### Work to do
Pull out every line of the listing below where "колеса" appears.

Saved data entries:
****************

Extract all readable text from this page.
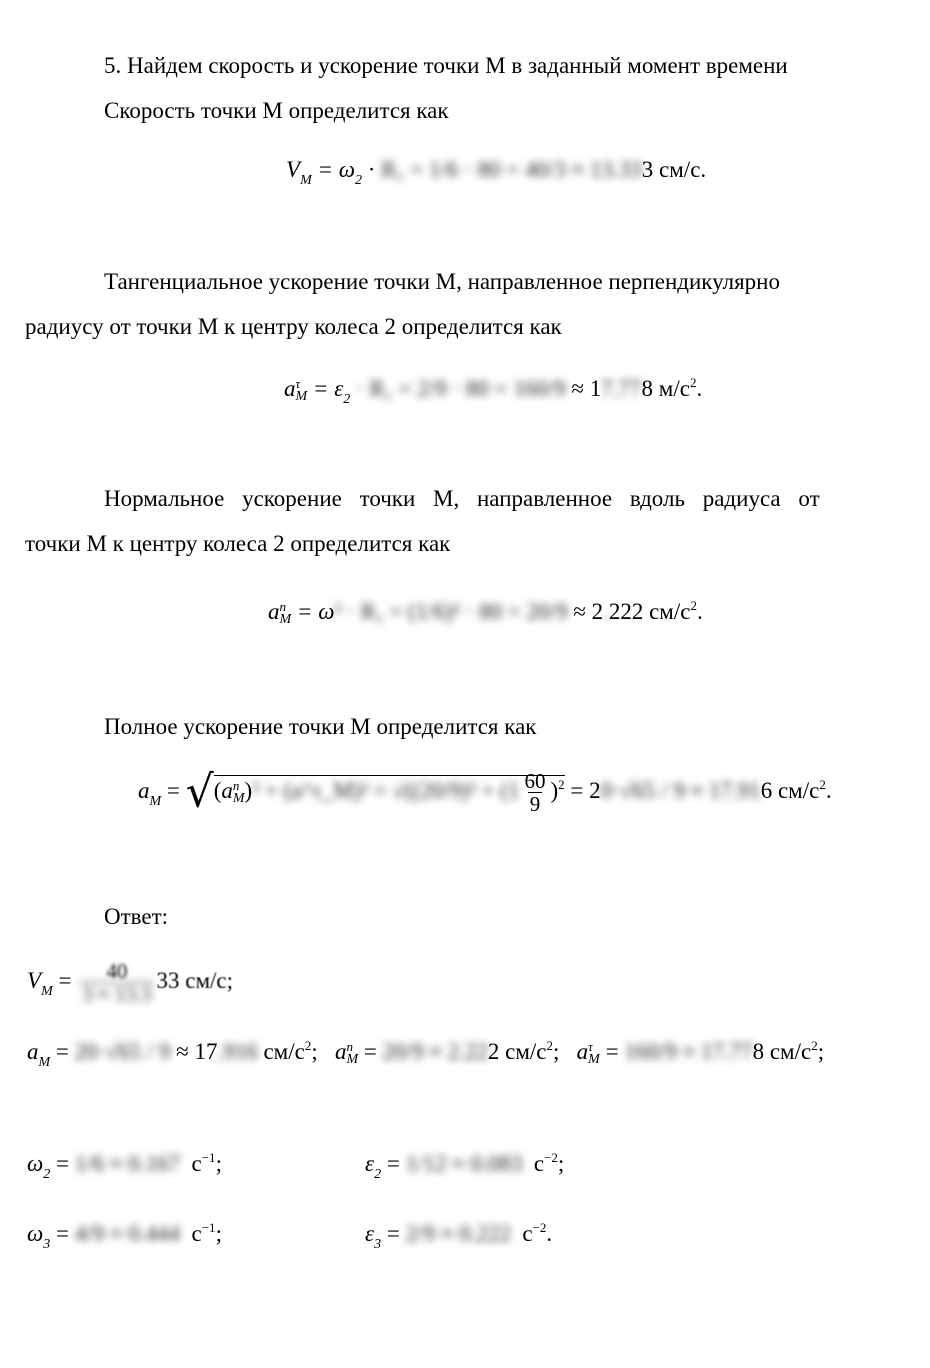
5. Найдем скорость и ускорение точки М в заданный момент времени
Скорость точки М определится как
$V_M = \omega_2 \cdot R_1 = 1/6 \cdot 80 = 40/3 \approx 13.333$ см/с.
Тангенциальное ускорение точки М, направленное перпендикулярно
радиусу от точки М к центру колеса 2 определится как
a τ
$M = \varepsilon_2 \cdot R_1 = 2/9 \cdot 80 = 160/9 \approx 17.778$ $м/с^2$.
Нормальное ускорение точки М, направленное вдоль радиуса от
точки М к центру колеса 2 определится как
a n
M = ω² · R₁ = (1/6)² · 80 = 20/9 ≈ 2.222 $см/с^2$.
Полное ускорение точки М определится как
$a_M = √(a$ n
M )² + (a^τ_M)² = $√((20/9)^2 + (1 \frac{60}{9} )^2 = 20\cdot√65 / 9 \approx 17.916$ $см/с^2$.
Ответ:
$V_M = \frac{40}{3 \approx 13.3} 33$ см/с;
$a_M = 20\cdot√65 / 9 \approx 17.916$ $см/с^2$; a n
M = 20/9 ≈ 2.222 $см/с^2$; a τ
M = 160/9 ≈ 17.778 $см/с^2$;
$\omega_2 = 1/6 \approx 0.167$ $с^{-1}$;	$\varepsilon_2 = 1/12 \approx 0.083$ $с^{-2}$;
$\omega_3 = 4/9 \approx 0.444$ $с^{-1}$;	$\varepsilon_3 = 2/9 \approx 0.222$ $с^{-2}$.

****************

### Task solution
радиусу от точки М к центру колеса 2 определится как
точки М к центру колеса 2 определится как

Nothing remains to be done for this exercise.